_Your objective_
Across the listing below, count the lines that mention the string "JSON". Reply with the figure only.

_Items_
☆ ☆ ☆ ☆

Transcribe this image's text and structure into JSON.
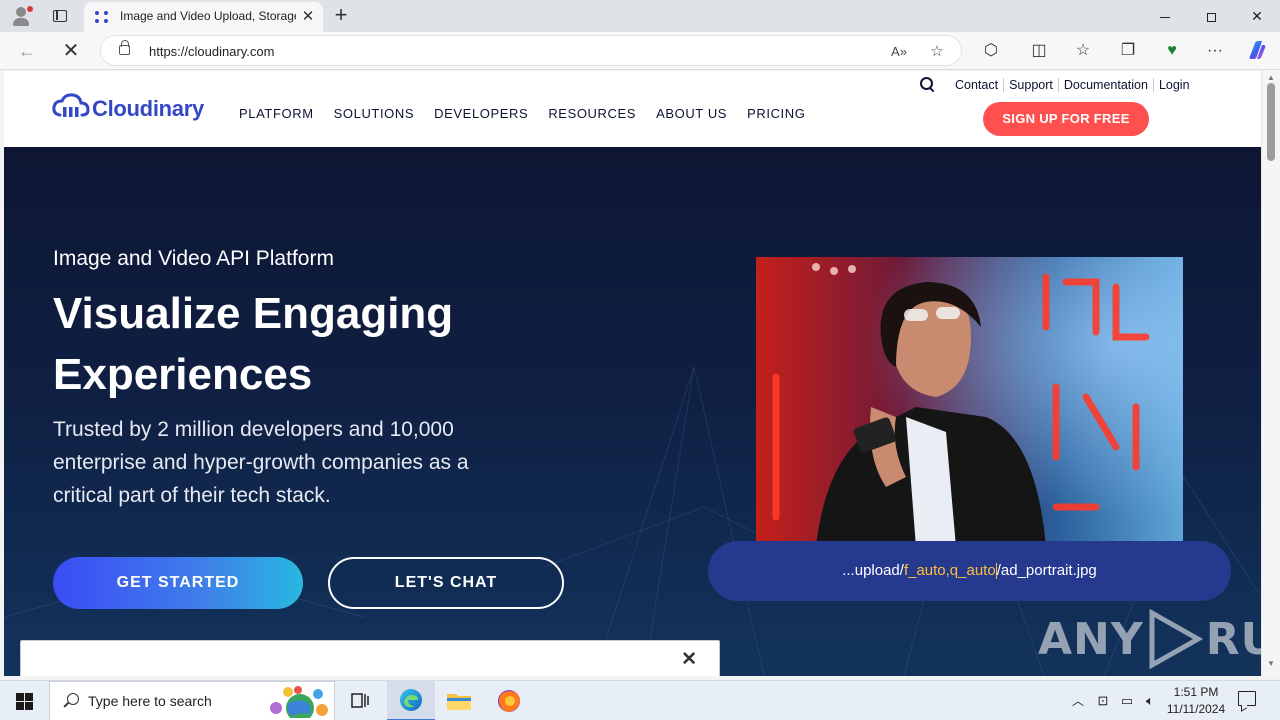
{
  "browser": {
    "tab_title": "Image and Video Upload, Storage, Optimization and CDN",
    "tab_close_icon": "close-icon",
    "new_tab_icon": "plus-icon",
    "url": "https://cloudinary.com",
    "window_controls": [
      "minimize-icon",
      "restore-icon",
      "close-icon"
    ]
  },
  "site": {
    "logo_text": "Cloudinary",
    "brand_color": "#3448c5",
    "main_nav": [
      "PLATFORM",
      "SOLUTIONS",
      "DEVELOPERS",
      "RESOURCES",
      "ABOUT US",
      "PRICING"
    ],
    "util_nav": [
      "Contact",
      "Support",
      "Documentation",
      "Login"
    ],
    "signup_label": "SIGN UP FOR FREE",
    "signup_color": "#ff5050"
  },
  "hero": {
    "kicker": "Image and Video API Platform",
    "headline": "Visualize Engaging Experiences",
    "subtext": "Trusted by 2 million developers and 10,000 enterprise and hyper-growth companies as a critical part of their tech stack.",
    "cta_primary": "GET STARTED",
    "cta_secondary": "LET'S CHAT",
    "url_prefix": "...upload/",
    "url_highlight": "f_auto,q_auto",
    "url_suffix": "/ad_portrait.jpg",
    "highlight_color": "#ffbf3c",
    "cookie_close_icon": "close-icon"
  },
  "watermark": {
    "text_left": "ANY",
    "text_right": "RUN"
  },
  "taskbar": {
    "search_placeholder": "Type here to search",
    "time": "1:51 PM",
    "date": "11/11/2024",
    "pinned_apps": [
      "task-view-icon",
      "edge-icon",
      "file-explorer-icon",
      "firefox-icon"
    ],
    "tray_icons": [
      "chevron-up-icon",
      "meet-now-icon",
      "network-icon",
      "volume-icon"
    ]
  }
}
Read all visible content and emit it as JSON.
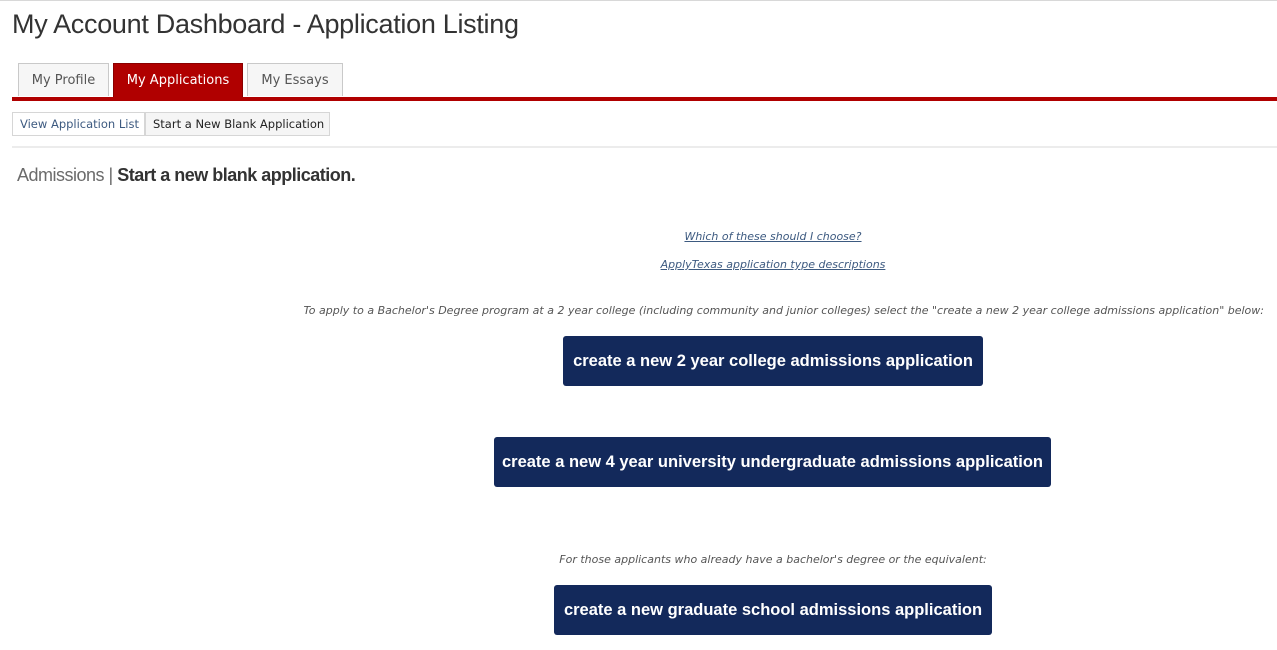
{
  "page": {
    "title": "My Account Dashboard - Application Listing"
  },
  "tabs": [
    {
      "label": "My Profile",
      "active": false
    },
    {
      "label": "My Applications",
      "active": true
    },
    {
      "label": "My Essays",
      "active": false
    }
  ],
  "subnav": {
    "view_list": "View Application List",
    "start_blank": "Start a New Blank Application"
  },
  "section": {
    "crumb": "Admissions",
    "separator": " | ",
    "current": "Start a new blank application."
  },
  "help_links": {
    "which": "Which of these should I choose?",
    "types": "ApplyTexas application type descriptions"
  },
  "notes": {
    "two_year": "To apply to a Bachelor's Degree program at a 2 year college (including community and junior colleges) select the \"create a new 2 year college admissions application\" below:",
    "graduate": "For those applicants who already have a bachelor's degree or the equivalent:"
  },
  "buttons": {
    "two_year": "create a new 2 year college admissions application",
    "four_year": "create a new 4 year university undergraduate admissions application",
    "graduate": "create a new graduate school admissions application"
  },
  "colors": {
    "accent_red": "#b00000",
    "button_navy": "#13295b",
    "link_blue": "#3d5a80"
  }
}
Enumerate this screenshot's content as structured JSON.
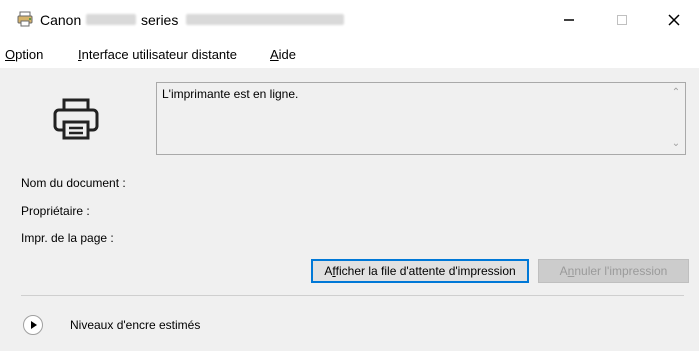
{
  "window": {
    "title_brand": "Canon",
    "title_series": "series",
    "controls": {
      "minimize": "–",
      "maximize": "☐",
      "close": "✕"
    }
  },
  "menu": [
    {
      "mnemonic": "O",
      "rest": "ption"
    },
    {
      "mnemonic": "I",
      "rest": "nterface utilisateur distante"
    },
    {
      "mnemonic": "A",
      "rest": "ide"
    }
  ],
  "status": {
    "message": "L'imprimante est en ligne."
  },
  "info": {
    "document_label": "Nom du document :",
    "owner_label": "Propriétaire :",
    "page_label": "Impr. de la page :"
  },
  "buttons": {
    "queue_pre": "A",
    "queue_mnemonic": "f",
    "queue_post": "ficher la file d'attente d'impression",
    "cancel_pre": "A",
    "cancel_mnemonic": "n",
    "cancel_post": "nuler l'impression"
  },
  "ink": {
    "label": "Niveaux d'encre estimés"
  }
}
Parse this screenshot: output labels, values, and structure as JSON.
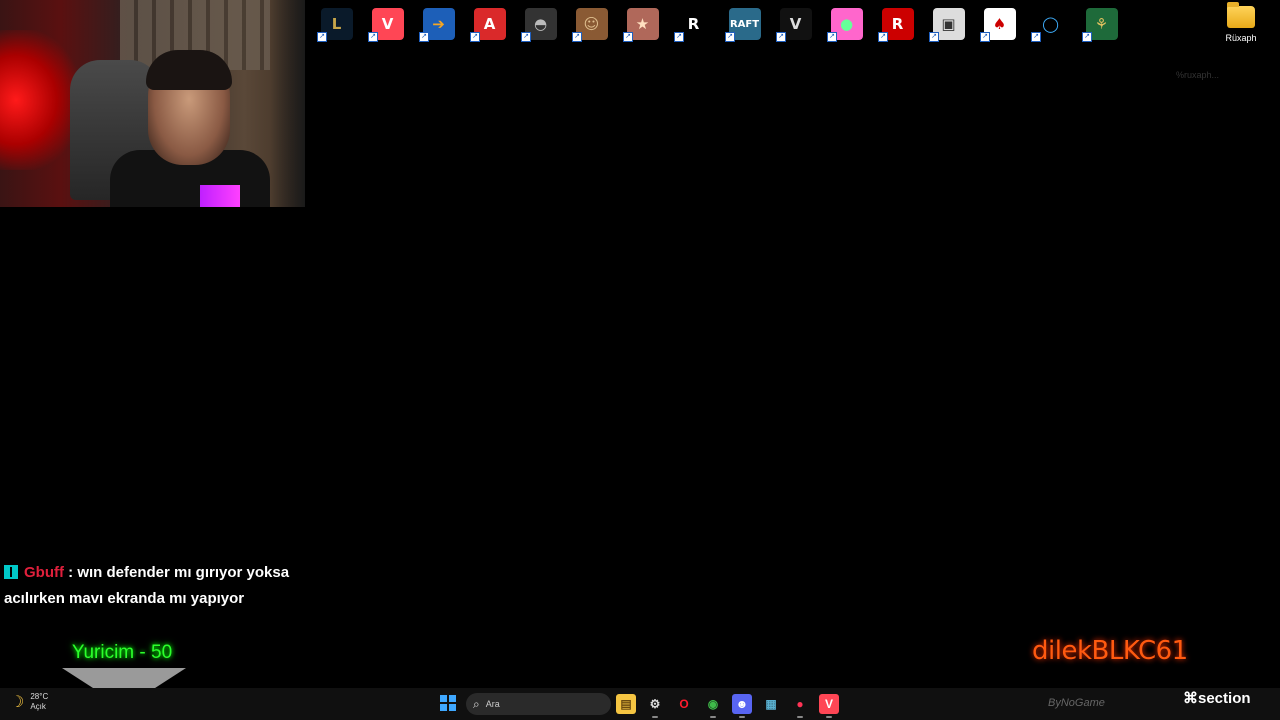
{
  "desktop": {
    "icons": [
      {
        "name": "league-of-legends-icon",
        "glyph": "L",
        "bg": "#0a1a2a",
        "fg": "#c8a64a"
      },
      {
        "name": "valorant-icon",
        "glyph": "V",
        "bg": "#ff4655",
        "fg": "#ffffff"
      },
      {
        "name": "counter-strike-icon",
        "glyph": "➔",
        "bg": "#1d5fb8",
        "fg": "#f5a623"
      },
      {
        "name": "apex-legends-icon",
        "glyph": "A",
        "bg": "#da292a",
        "fg": "#ffffff"
      },
      {
        "name": "pubg-icon",
        "glyph": "◓",
        "bg": "#333333",
        "fg": "#bbbbbb"
      },
      {
        "name": "hitman-portrait-icon",
        "glyph": "☺",
        "bg": "#8a5a34",
        "fg": "#e0c090"
      },
      {
        "name": "battlefield-icon",
        "glyph": "★",
        "bg": "#b0685a",
        "fg": "#ffe0c0"
      },
      {
        "name": "riot-client-icon",
        "glyph": "R",
        "bg": "#000000",
        "fg": "#ffffff"
      },
      {
        "name": "raft-icon",
        "glyph": "RAFT",
        "bg": "#2a6a8a",
        "fg": "#ffffff"
      },
      {
        "name": "gta-v-icon",
        "glyph": "V",
        "bg": "#111111",
        "fg": "#dddddd"
      },
      {
        "name": "fall-guys-icon",
        "glyph": "●",
        "bg": "#ff66cc",
        "fg": "#66ff99"
      },
      {
        "name": "rockstar-launcher-icon",
        "glyph": "R",
        "bg": "#cc0000",
        "fg": "#ffffff"
      },
      {
        "name": "game-overlay-icon",
        "glyph": "▣",
        "bg": "#dddddd",
        "fg": "#333333"
      },
      {
        "name": "solitaire-icon",
        "glyph": "♠",
        "bg": "#ffffff",
        "fg": "#cc0000"
      },
      {
        "name": "obs-ring-icon",
        "glyph": "◯",
        "bg": "#000000",
        "fg": "#3fb0ff"
      },
      {
        "name": "dragon-game-icon",
        "glyph": "⚘",
        "bg": "#1e6a3a",
        "fg": "#e0c060"
      }
    ],
    "folder_label": "Rüxaph",
    "ghost_text": "%ruxaph..."
  },
  "chat": {
    "username": "Gbuff",
    "separator": " : ",
    "message_line1": "wın defender mı gırıyor yoksa",
    "message_line2": "acılırken mavı ekranda mı yapıyor"
  },
  "goal": {
    "text": "Yuricim - 50"
  },
  "watermark": {
    "channel": "dilekBLKC61",
    "brand": "⌘section"
  },
  "taskbar": {
    "weather_temp": "28°C",
    "weather_desc": "Açık",
    "search_placeholder": "Ara",
    "apps": [
      {
        "name": "file-explorer-icon",
        "glyph": "▤",
        "bg": "#f5c542",
        "fg": "#6a4a10",
        "active": false
      },
      {
        "name": "steam-icon",
        "glyph": "⚙",
        "bg": "transparent",
        "fg": "#dddddd",
        "active": true
      },
      {
        "name": "opera-icon",
        "glyph": "O",
        "bg": "transparent",
        "fg": "#ff1b2d",
        "active": false
      },
      {
        "name": "chrome-icon",
        "glyph": "◉",
        "bg": "transparent",
        "fg": "#3fba4a",
        "active": true
      },
      {
        "name": "discord-icon",
        "glyph": "☻",
        "bg": "#5865f2",
        "fg": "#ffffff",
        "active": true
      },
      {
        "name": "window-icon",
        "glyph": "▦",
        "bg": "transparent",
        "fg": "#5ab0d0",
        "active": false
      },
      {
        "name": "red-app-icon",
        "glyph": "●",
        "bg": "transparent",
        "fg": "#ff3355",
        "active": true
      },
      {
        "name": "valorant-taskbar-icon",
        "glyph": "V",
        "bg": "#ff4655",
        "fg": "#ffffff",
        "active": true
      }
    ],
    "tray_text": "ByNoGame"
  }
}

☆ ☆ ☆ ☆

_The completed task_
4